▶ [Task statement] Go through the material below and count the lines with the string "partition"; the number is the whole answer.

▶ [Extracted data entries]
<<<<
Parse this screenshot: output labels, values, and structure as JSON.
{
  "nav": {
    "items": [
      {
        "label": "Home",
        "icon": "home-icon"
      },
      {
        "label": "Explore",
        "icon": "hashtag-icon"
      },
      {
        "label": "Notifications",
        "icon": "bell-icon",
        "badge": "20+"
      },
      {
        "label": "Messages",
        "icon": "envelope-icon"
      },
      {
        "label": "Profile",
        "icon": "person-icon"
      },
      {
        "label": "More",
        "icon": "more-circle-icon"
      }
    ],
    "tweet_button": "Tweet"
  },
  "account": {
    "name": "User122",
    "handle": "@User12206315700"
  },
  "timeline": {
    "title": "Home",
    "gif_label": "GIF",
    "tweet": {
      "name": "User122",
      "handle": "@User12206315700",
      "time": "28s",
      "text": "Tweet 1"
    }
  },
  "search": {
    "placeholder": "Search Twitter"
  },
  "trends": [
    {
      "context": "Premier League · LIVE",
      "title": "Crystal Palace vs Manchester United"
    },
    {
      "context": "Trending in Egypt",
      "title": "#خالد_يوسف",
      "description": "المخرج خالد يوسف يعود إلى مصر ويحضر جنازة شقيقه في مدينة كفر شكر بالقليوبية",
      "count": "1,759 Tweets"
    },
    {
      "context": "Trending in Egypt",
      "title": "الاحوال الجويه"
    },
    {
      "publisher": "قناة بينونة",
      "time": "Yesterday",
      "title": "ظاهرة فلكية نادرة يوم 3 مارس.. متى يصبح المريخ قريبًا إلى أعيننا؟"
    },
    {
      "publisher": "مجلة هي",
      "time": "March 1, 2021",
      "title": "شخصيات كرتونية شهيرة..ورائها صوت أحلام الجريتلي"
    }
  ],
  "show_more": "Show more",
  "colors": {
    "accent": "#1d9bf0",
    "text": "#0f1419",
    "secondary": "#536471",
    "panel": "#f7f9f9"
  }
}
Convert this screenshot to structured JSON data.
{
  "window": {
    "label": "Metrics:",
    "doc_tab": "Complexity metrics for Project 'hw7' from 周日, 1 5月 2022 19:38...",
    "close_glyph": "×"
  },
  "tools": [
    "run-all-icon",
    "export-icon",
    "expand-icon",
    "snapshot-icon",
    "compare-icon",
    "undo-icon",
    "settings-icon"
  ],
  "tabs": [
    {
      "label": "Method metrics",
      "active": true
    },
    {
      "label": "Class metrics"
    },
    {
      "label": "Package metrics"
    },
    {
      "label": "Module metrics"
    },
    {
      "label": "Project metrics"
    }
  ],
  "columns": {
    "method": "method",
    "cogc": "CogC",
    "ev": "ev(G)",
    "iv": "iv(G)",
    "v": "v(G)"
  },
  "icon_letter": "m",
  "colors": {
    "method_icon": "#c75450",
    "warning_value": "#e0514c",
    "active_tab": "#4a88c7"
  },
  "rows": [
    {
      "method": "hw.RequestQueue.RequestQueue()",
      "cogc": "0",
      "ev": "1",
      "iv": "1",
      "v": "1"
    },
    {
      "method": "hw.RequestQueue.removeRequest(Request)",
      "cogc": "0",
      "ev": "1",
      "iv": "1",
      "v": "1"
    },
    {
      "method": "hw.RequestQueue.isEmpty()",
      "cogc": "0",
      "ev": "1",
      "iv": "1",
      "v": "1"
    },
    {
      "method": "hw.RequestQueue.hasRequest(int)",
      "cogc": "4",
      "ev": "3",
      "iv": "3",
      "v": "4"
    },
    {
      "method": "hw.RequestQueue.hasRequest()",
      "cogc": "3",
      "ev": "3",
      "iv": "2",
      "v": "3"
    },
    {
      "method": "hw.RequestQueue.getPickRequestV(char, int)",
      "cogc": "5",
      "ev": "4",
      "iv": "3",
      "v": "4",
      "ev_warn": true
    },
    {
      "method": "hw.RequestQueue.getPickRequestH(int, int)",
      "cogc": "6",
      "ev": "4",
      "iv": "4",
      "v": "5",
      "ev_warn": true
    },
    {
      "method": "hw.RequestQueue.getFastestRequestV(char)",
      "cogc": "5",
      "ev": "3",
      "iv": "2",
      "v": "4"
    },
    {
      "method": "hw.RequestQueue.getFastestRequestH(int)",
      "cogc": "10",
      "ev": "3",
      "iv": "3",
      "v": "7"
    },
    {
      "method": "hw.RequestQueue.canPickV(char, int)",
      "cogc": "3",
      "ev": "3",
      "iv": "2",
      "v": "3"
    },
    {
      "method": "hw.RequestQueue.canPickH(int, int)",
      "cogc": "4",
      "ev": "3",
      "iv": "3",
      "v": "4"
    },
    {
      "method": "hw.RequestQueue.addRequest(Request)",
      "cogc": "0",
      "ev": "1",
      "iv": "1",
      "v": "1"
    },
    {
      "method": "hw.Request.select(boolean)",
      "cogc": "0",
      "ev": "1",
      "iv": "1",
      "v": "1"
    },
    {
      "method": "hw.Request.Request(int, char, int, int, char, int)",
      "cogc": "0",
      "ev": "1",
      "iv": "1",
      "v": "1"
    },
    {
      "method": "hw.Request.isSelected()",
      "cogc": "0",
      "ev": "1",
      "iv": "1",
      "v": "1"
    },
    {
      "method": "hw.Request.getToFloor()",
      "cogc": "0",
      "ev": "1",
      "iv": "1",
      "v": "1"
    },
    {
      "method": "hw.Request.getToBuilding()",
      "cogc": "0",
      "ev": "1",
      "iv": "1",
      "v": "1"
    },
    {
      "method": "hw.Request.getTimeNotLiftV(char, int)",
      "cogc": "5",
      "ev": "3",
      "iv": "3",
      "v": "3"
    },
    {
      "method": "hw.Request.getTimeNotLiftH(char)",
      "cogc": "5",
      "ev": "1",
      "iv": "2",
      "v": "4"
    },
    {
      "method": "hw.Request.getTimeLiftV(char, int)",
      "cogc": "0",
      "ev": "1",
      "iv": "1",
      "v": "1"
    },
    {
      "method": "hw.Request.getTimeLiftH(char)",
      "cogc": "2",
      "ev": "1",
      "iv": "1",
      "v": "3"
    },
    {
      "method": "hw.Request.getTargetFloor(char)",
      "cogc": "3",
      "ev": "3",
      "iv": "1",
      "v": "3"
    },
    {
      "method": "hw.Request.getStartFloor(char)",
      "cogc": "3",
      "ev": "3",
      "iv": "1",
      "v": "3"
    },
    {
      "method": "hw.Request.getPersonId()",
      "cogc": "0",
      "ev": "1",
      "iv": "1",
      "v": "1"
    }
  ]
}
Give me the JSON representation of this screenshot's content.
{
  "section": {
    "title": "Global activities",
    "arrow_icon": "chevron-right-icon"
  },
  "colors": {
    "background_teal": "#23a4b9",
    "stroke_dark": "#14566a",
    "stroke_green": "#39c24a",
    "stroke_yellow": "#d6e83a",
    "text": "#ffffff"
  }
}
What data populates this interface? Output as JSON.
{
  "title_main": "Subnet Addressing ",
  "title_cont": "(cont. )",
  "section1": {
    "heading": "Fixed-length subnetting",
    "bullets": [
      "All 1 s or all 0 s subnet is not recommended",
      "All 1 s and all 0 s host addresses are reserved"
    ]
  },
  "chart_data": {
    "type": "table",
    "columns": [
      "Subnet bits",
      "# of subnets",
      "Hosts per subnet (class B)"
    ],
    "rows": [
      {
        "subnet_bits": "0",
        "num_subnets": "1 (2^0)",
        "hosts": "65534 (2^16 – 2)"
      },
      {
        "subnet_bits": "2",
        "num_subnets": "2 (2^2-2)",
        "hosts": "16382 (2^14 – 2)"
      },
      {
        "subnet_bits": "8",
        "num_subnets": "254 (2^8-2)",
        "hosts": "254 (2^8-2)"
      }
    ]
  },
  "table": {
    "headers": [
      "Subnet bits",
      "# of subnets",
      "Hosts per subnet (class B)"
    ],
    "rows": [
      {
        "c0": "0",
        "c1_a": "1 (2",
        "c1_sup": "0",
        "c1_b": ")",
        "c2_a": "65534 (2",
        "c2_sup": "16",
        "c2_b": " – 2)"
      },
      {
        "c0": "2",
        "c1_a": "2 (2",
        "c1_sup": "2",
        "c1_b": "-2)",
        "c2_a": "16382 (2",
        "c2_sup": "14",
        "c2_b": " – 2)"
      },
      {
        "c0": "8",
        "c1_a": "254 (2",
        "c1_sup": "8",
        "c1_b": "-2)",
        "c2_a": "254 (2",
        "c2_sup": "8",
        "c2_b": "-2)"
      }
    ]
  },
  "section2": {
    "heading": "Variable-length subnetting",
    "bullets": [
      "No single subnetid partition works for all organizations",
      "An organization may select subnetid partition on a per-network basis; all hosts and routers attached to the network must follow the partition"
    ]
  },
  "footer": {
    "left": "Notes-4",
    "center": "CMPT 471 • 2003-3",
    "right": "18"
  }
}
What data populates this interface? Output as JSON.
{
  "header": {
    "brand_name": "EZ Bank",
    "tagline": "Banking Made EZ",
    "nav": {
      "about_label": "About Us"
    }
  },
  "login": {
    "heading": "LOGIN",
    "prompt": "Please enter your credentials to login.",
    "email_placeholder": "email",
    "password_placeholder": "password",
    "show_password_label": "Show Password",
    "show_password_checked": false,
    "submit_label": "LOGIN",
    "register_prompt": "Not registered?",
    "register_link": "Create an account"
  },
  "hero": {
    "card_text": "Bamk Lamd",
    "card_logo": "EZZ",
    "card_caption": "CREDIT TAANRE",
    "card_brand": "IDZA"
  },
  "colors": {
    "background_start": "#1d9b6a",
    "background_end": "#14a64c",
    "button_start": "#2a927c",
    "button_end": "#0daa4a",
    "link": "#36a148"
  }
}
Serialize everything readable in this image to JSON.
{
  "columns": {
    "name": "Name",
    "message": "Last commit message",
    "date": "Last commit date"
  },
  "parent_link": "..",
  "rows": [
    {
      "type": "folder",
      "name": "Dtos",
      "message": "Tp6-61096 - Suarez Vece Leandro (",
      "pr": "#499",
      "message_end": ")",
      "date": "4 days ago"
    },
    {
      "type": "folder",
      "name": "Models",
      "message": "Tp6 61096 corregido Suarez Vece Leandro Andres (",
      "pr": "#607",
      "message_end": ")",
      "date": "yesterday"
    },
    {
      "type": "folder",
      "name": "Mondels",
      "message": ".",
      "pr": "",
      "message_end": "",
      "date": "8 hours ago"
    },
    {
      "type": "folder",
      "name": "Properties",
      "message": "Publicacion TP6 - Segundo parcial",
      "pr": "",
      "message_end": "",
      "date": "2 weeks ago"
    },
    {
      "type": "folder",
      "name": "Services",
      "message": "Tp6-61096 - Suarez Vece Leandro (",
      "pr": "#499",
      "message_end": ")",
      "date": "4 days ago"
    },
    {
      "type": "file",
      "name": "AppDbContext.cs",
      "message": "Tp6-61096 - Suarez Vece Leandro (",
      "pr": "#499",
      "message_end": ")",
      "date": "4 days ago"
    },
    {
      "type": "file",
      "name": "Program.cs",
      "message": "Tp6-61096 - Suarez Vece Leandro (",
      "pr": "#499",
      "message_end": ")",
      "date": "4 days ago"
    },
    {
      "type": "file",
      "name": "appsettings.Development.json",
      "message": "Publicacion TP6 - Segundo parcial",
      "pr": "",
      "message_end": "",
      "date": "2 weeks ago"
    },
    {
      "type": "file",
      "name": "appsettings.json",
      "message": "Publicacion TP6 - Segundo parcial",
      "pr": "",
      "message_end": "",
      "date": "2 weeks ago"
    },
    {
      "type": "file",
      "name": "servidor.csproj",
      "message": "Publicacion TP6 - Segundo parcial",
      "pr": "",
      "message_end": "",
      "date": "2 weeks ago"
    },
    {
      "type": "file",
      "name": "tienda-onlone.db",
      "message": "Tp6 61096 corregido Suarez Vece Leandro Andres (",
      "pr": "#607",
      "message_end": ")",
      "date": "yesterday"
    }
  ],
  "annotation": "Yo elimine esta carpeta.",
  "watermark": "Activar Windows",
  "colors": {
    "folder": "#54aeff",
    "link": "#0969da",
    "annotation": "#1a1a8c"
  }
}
>>>>
▶ [Full solution] 2